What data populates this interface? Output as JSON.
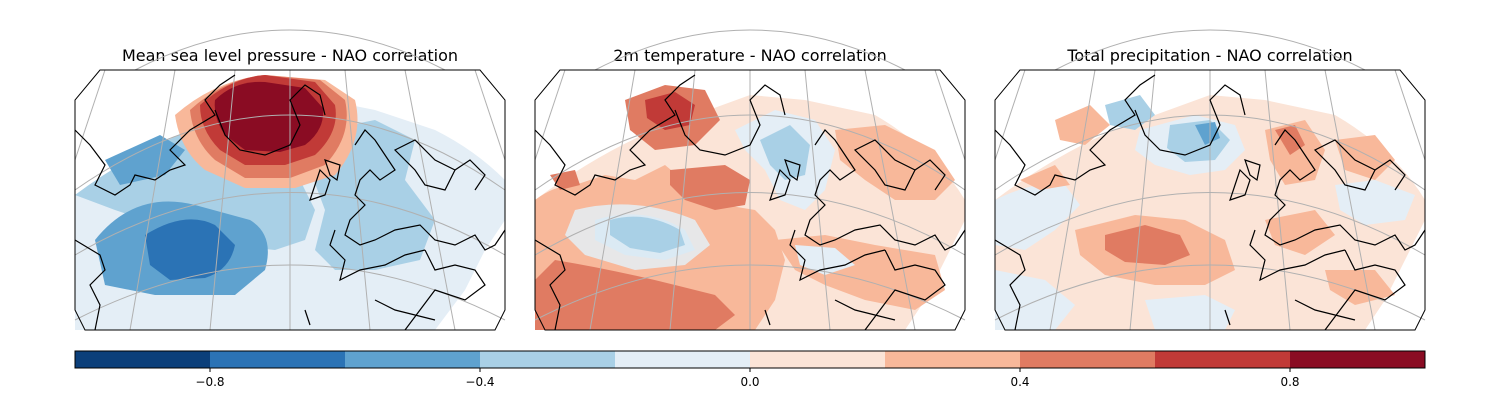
{
  "panels": [
    {
      "id": "mslp",
      "title": "Mean sea level pressure - NAO correlation"
    },
    {
      "id": "t2m",
      "title": "2m temperature - NAO correlation"
    },
    {
      "id": "tp",
      "title": "Total precipitation - NAO correlation"
    }
  ],
  "colorbar": {
    "range": [
      -1.0,
      1.0
    ],
    "step": 0.2,
    "colors": [
      "#0b3f7a",
      "#2b73b5",
      "#5fa2cf",
      "#a9d0e6",
      "#e4eef6",
      "#fbe4d7",
      "#f8b89a",
      "#e07b62",
      "#c13a37",
      "#8a0c23"
    ],
    "tick_values": [
      -0.8,
      -0.4,
      0.0,
      0.4,
      0.8
    ],
    "tick_labels": [
      "−0.8",
      "−0.4",
      "0.0",
      "0.4",
      "0.8"
    ]
  },
  "map_style": {
    "coastline_color": "#000000",
    "gridline_color": "#b0b0b0",
    "projection": "lambert conformal, North Atlantic"
  }
}
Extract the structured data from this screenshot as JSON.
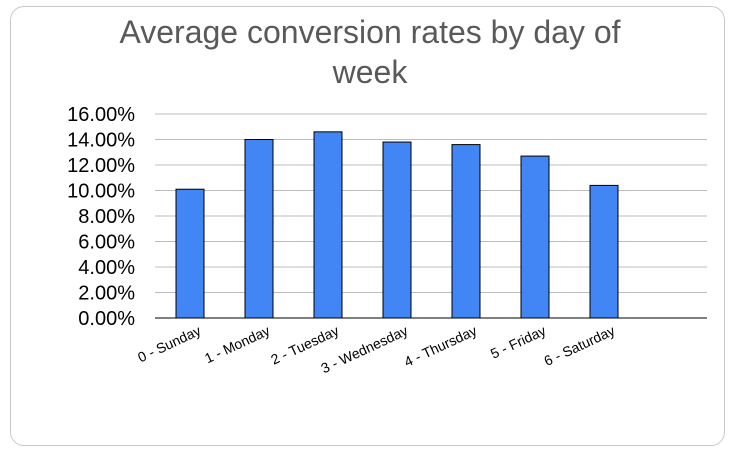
{
  "chart_data": {
    "type": "bar",
    "title": "Average conversion rates by day of week",
    "categories": [
      "0 - Sunday",
      "1 - Monday",
      "2 - Tuesday",
      "3 - Wednesday",
      "4 - Thursday",
      "5 - Friday",
      "6 - Saturday"
    ],
    "values": [
      10.1,
      14.0,
      14.6,
      13.8,
      13.6,
      12.7,
      10.4
    ],
    "ylim": [
      0,
      16
    ],
    "yticks": [
      "0.00%",
      "2.00%",
      "4.00%",
      "6.00%",
      "8.00%",
      "10.00%",
      "12.00%",
      "14.00%",
      "16.00%"
    ],
    "grid": true,
    "bar_color": "#4285f4",
    "bar_outline": "#000000",
    "grid_color": "#bdbdbd"
  }
}
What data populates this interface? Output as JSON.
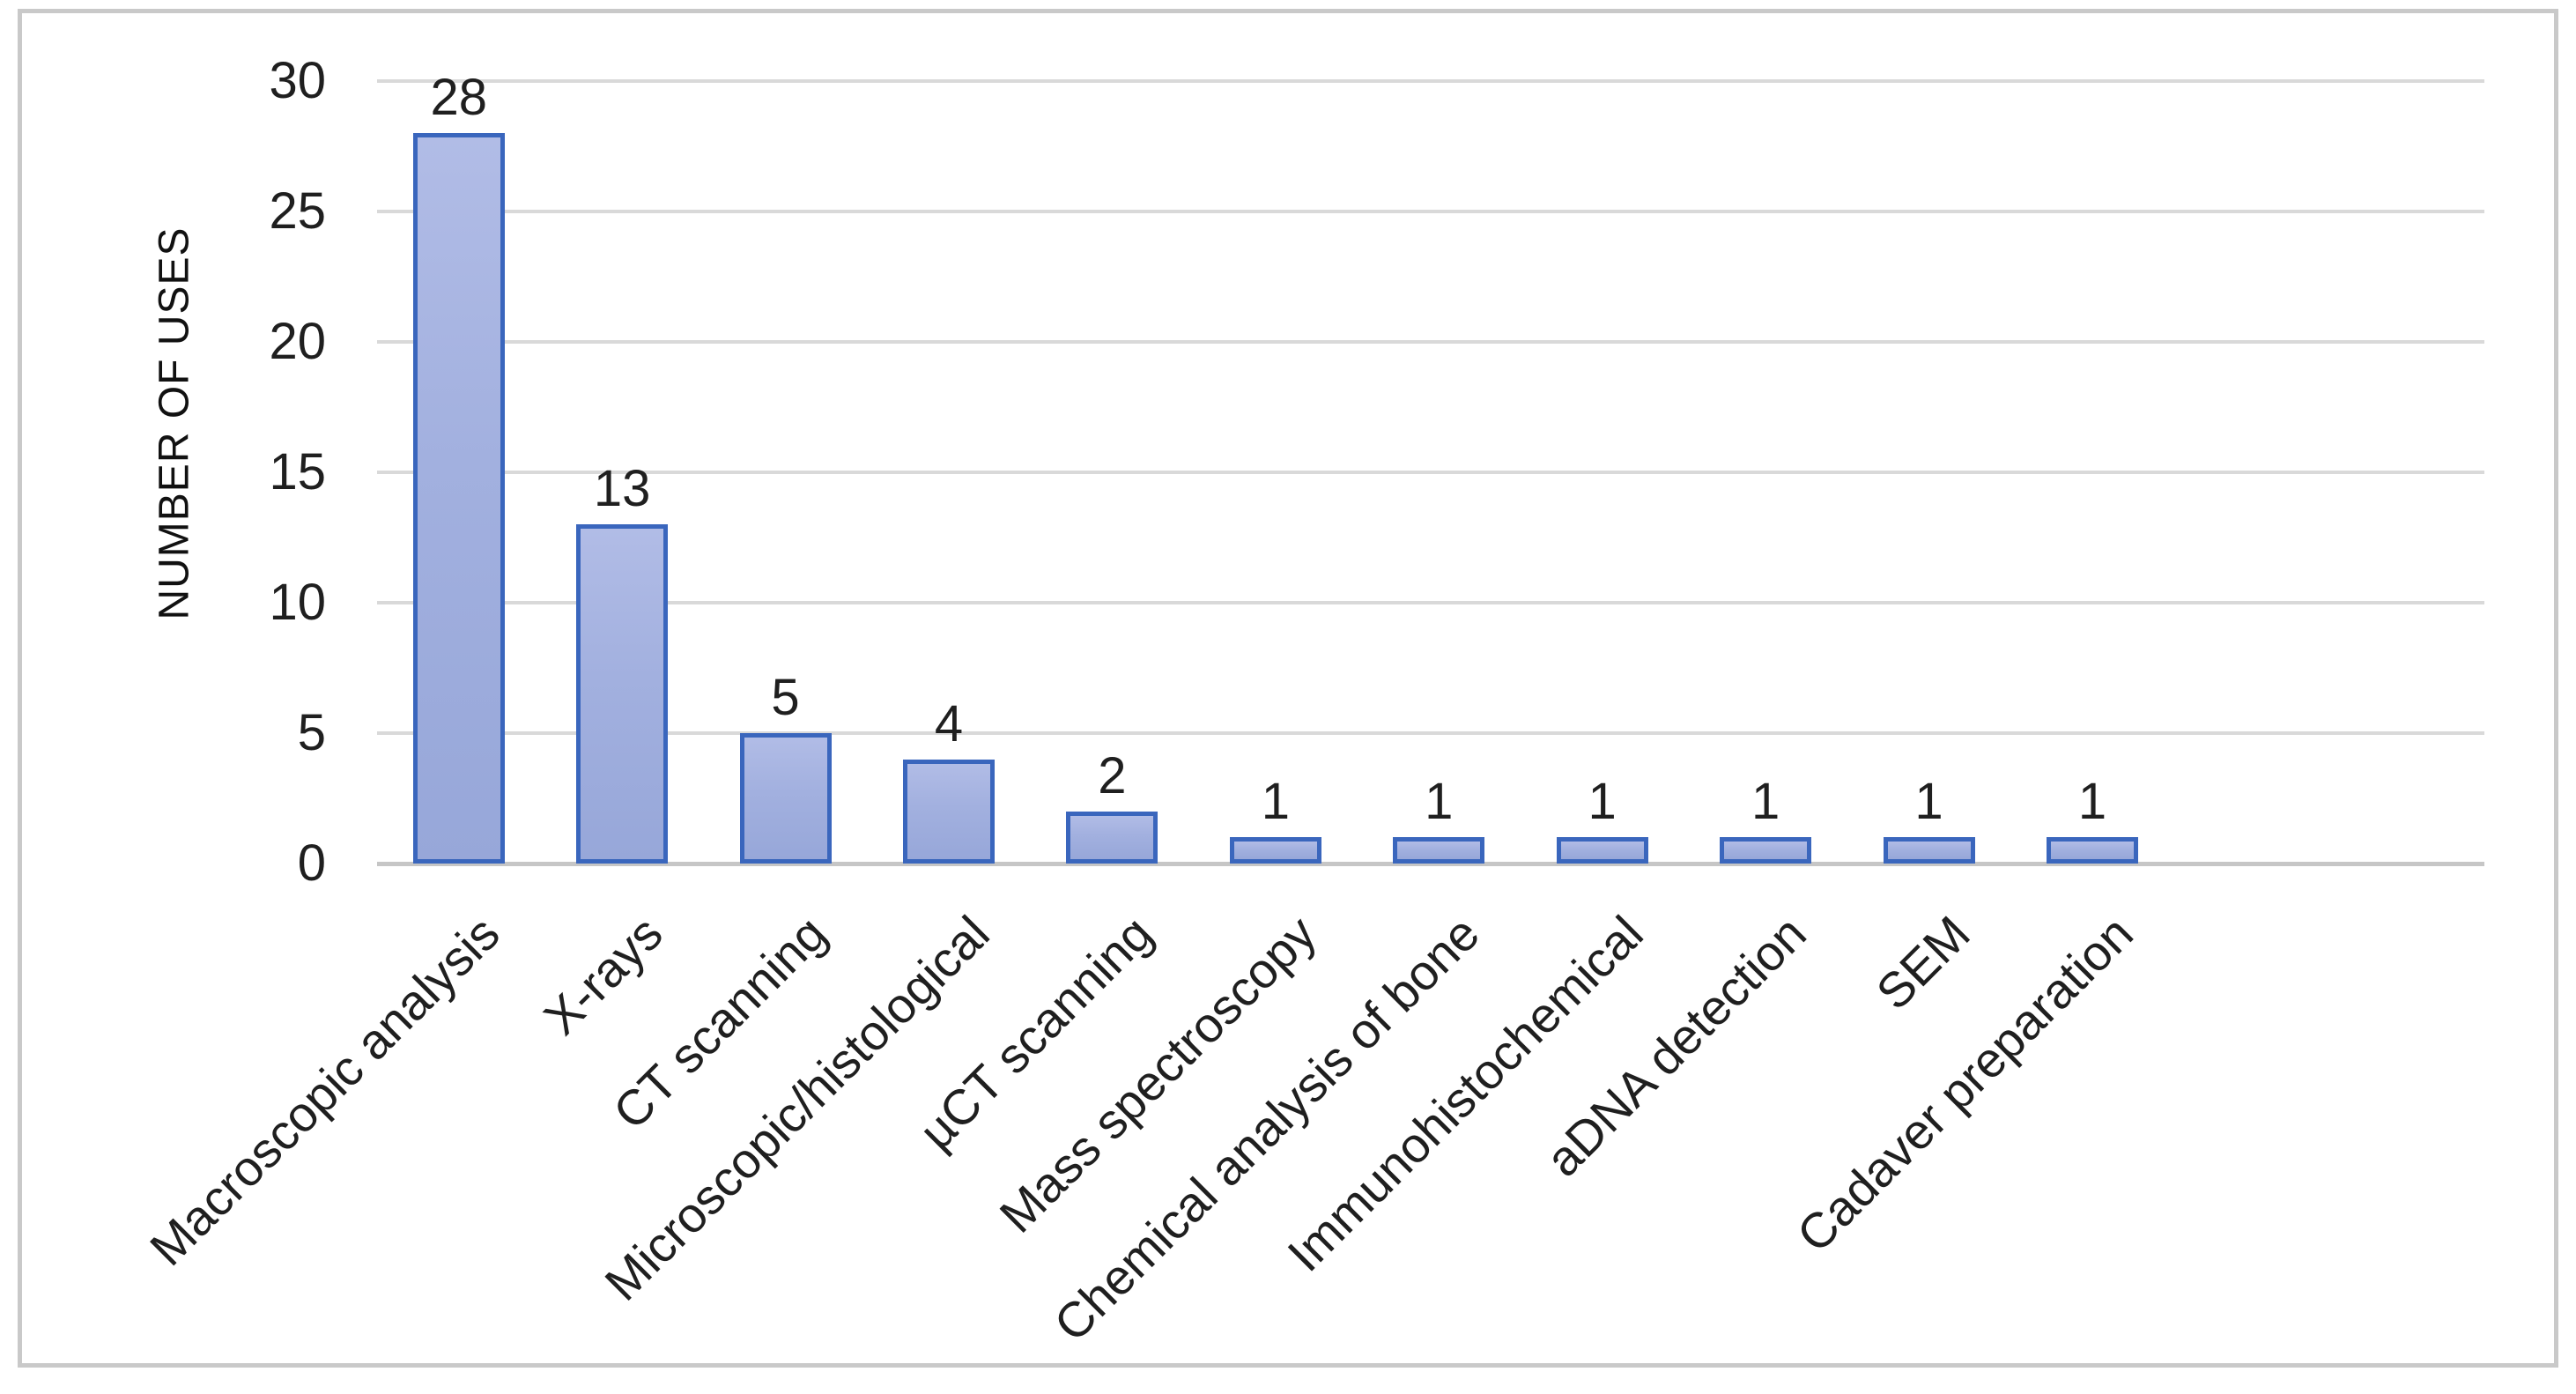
{
  "chart_data": {
    "type": "bar",
    "title": "",
    "ylabel": "NUMBER OF USES",
    "xlabel": "",
    "categories": [
      "Macroscopic analysis",
      "X-rays",
      "CT scanning",
      "Microscopic/histological",
      "µCT scanning",
      "Mass spectroscopy",
      "Chemical analysis of bone",
      "Immunohistochemical",
      "aDNA detection",
      "SEM",
      "Cadaver preparation"
    ],
    "values": [
      28,
      13,
      5,
      4,
      2,
      1,
      1,
      1,
      1,
      1,
      1
    ],
    "data_labels": [
      28,
      13,
      5,
      4,
      2,
      1,
      1,
      1,
      1,
      1,
      1
    ],
    "ylim": [
      0,
      30
    ],
    "yticks": [
      0,
      5,
      10,
      15,
      20,
      25,
      30
    ],
    "grid": true,
    "legend_position": "none",
    "category_label_rotation_deg": 45,
    "colors": {
      "bar_fill": "#a2b0df",
      "bar_fill_top": "#b1bce6",
      "bar_fill_bottom": "#97a7d9",
      "bar_border": "#3a66bd",
      "gridline": "#d9d9d9",
      "axis_line": "#c6c6c6",
      "text": "#1f1f1f",
      "frame_border": "#c9c9c9",
      "background": "#ffffff"
    }
  }
}
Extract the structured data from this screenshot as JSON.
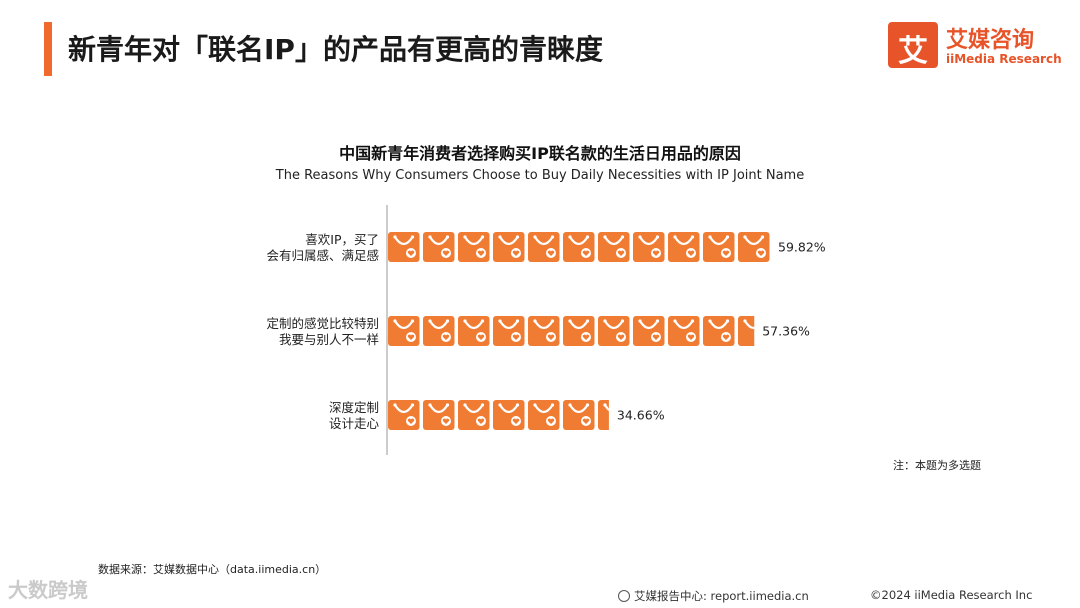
{
  "header": {
    "title": "新青年对「联名IP」的产品有更高的青睐度",
    "logo_cn": "艾媒咨询",
    "logo_en": "iiMedia Research",
    "logo_mark": "艾"
  },
  "chart_data": {
    "type": "bar",
    "title": "中国新青年消费者选择购买IP联名款的生活日用品的原因",
    "subtitle": "The Reasons Why Consumers Choose to Buy Daily Necessities with IP Joint Name",
    "categories": [
      [
        "喜欢IP，买了",
        "会有归属感、满足感"
      ],
      [
        "定制的感觉比较特别",
        "我要与别人不一样"
      ],
      [
        "深度定制",
        "设计走心"
      ]
    ],
    "values": [
      59.82,
      57.36,
      34.66
    ],
    "value_labels": [
      "59.82%",
      "57.36%",
      "34.66%"
    ],
    "unit": "%",
    "bar_color": "#f07c33",
    "bar_style": "pictograph-shopping-bag"
  },
  "note": "注：本题为多选题",
  "source": "数据来源：艾媒数据中心（data.iimedia.cn）",
  "footer": {
    "site": "艾媒报告中心: report.iimedia.cn",
    "copyright": "©2024  iiMedia Research  Inc"
  },
  "watermark": "大数跨境"
}
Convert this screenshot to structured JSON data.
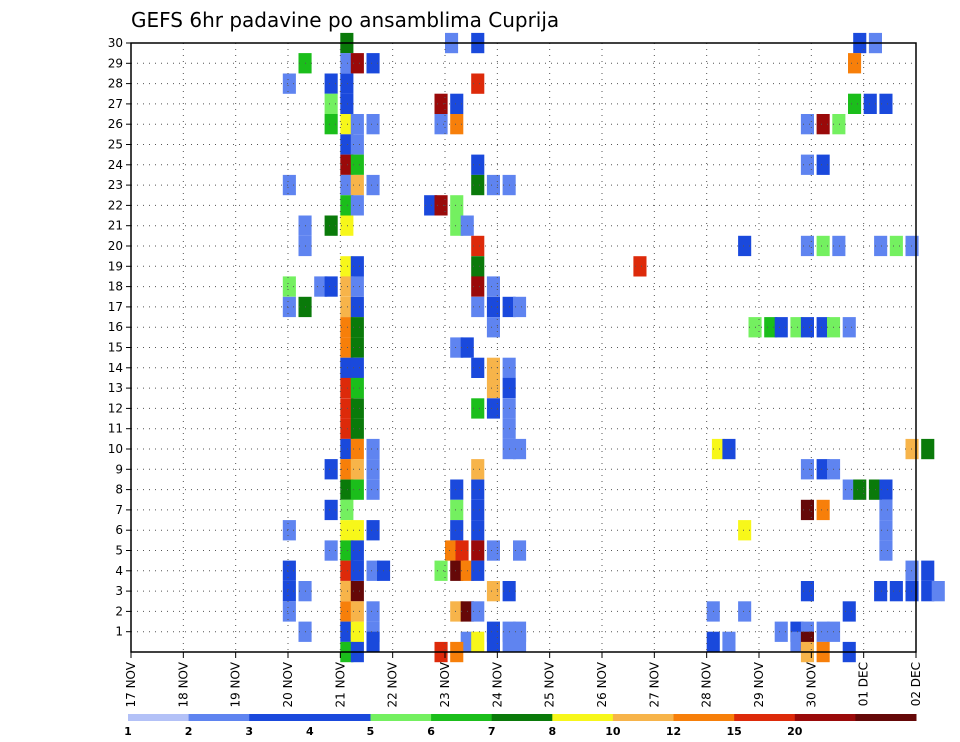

──────────

CHALLENGE - Return the listing above in full and without alteration, excluding its pictures.

REPLY -
What data populates this interface? Output as JSON.
{
  "panels": [
    {
      "id": "mslp",
      "title": "Mean sea level pressure - NAO correlation"
    },
    {
      "id": "t2m",
      "title": "2m temperature - NAO correlation"
    },
    {
      "id": "tp",
      "title": "Total precipitation - NAO correlation"
    }
  ],
  "colorbar": {
    "range": [
      -1.0,
      1.0
    ],
    "step": 0.2,
    "colors": [
      "#0b3f7a",
      "#2b73b5",
      "#5fa2cf",
      "#a9d0e6",
      "#e4eef6",
      "#fbe4d7",
      "#f8b89a",
      "#e07b62",
      "#c13a37",
      "#8a0c23"
    ],
    "tick_values": [
      -0.8,
      -0.4,
      0.0,
      0.4,
      0.8
    ],
    "tick_labels": [
      "−0.8",
      "−0.4",
      "0.0",
      "0.4",
      "0.8"
    ]
  },
  "map_style": {
    "coastline_color": "#000000",
    "gridline_color": "#b0b0b0",
    "projection": "lambert conformal, North Atlantic"
  }
}
Extract the structured data from this screenshot as JSON.
{
  "chart_data": {
    "type": "bar",
    "title": "Average conversion rates by day of week",
    "categories": [
      "0 - Sunday",
      "1 - Monday",
      "2 - Tuesday",
      "3 - Wednesday",
      "4 - Thursday",
      "5 - Friday",
      "6 - Saturday"
    ],
    "values": [
      10.1,
      14.0,
      14.6,
      13.8,
      13.6,
      12.7,
      10.4
    ],
    "ylim": [
      0,
      16
    ],
    "yticks": [
      "0.00%",
      "2.00%",
      "4.00%",
      "6.00%",
      "8.00%",
      "10.00%",
      "12.00%",
      "14.00%",
      "16.00%"
    ],
    "grid": true,
    "bar_color": "#4285f4",
    "bar_outline": "#000000",
    "grid_color": "#bdbdbd"
  }
}
What data populates this interface? Output as JSON.
{
  "chart_data": {
    "type": "bar",
    "title": "",
    "ylabel": "NUMBER OF USES",
    "xlabel": "",
    "categories": [
      "Macroscopic analysis",
      "X-rays",
      "CT scanning",
      "Microscopic/histological",
      "µCT scanning",
      "Mass spectroscopy",
      "Chemical analysis of bone",
      "Immunohistochemical",
      "aDNA detection",
      "SEM",
      "Cadaver preparation"
    ],
    "values": [
      28,
      13,
      5,
      4,
      2,
      1,
      1,
      1,
      1,
      1,
      1
    ],
    "data_labels": [
      28,
      13,
      5,
      4,
      2,
      1,
      1,
      1,
      1,
      1,
      1
    ],
    "ylim": [
      0,
      30
    ],
    "yticks": [
      0,
      5,
      10,
      15,
      20,
      25,
      30
    ],
    "grid": true,
    "legend_position": "none",
    "category_label_rotation_deg": 45,
    "colors": {
      "bar_fill": "#a2b0df",
      "bar_fill_top": "#b1bce6",
      "bar_fill_bottom": "#97a7d9",
      "bar_border": "#3a66bd",
      "gridline": "#d9d9d9",
      "axis_line": "#c6c6c6",
      "text": "#1f1f1f",
      "frame_border": "#c9c9c9",
      "background": "#ffffff"
    }
  }
}
Extract the structured data from this screenshot as JSON.
{
  "header": {
    "title": "新青年对「联名IP」的产品有更高的青睐度",
    "logo_cn": "艾媒咨询",
    "logo_en": "iiMedia Research",
    "logo_mark": "艾"
  },
  "chart_data": {
    "type": "bar",
    "title": "中国新青年消费者选择购买IP联名款的生活日用品的原因",
    "subtitle": "The Reasons Why Consumers Choose to Buy Daily Necessities with IP Joint Name",
    "categories": [
      [
        "喜欢IP，买了",
        "会有归属感、满足感"
      ],
      [
        "定制的感觉比较特别",
        "我要与别人不一样"
      ],
      [
        "深度定制",
        "设计走心"
      ]
    ],
    "values": [
      59.82,
      57.36,
      34.66
    ],
    "value_labels": [
      "59.82%",
      "57.36%",
      "34.66%"
    ],
    "unit": "%",
    "bar_color": "#f07c33",
    "bar_style": "pictograph-shopping-bag"
  },
  "note": "注：本题为多选题",
  "source": "数据来源：艾媒数据中心（data.iimedia.cn）",
  "footer": {
    "site": "艾媒报告中心: report.iimedia.cn",
    "copyright": "©2024  iiMedia Research  Inc"
  },
  "watermark": "大数跨境"
}
Convert this screenshot to structured JSON data.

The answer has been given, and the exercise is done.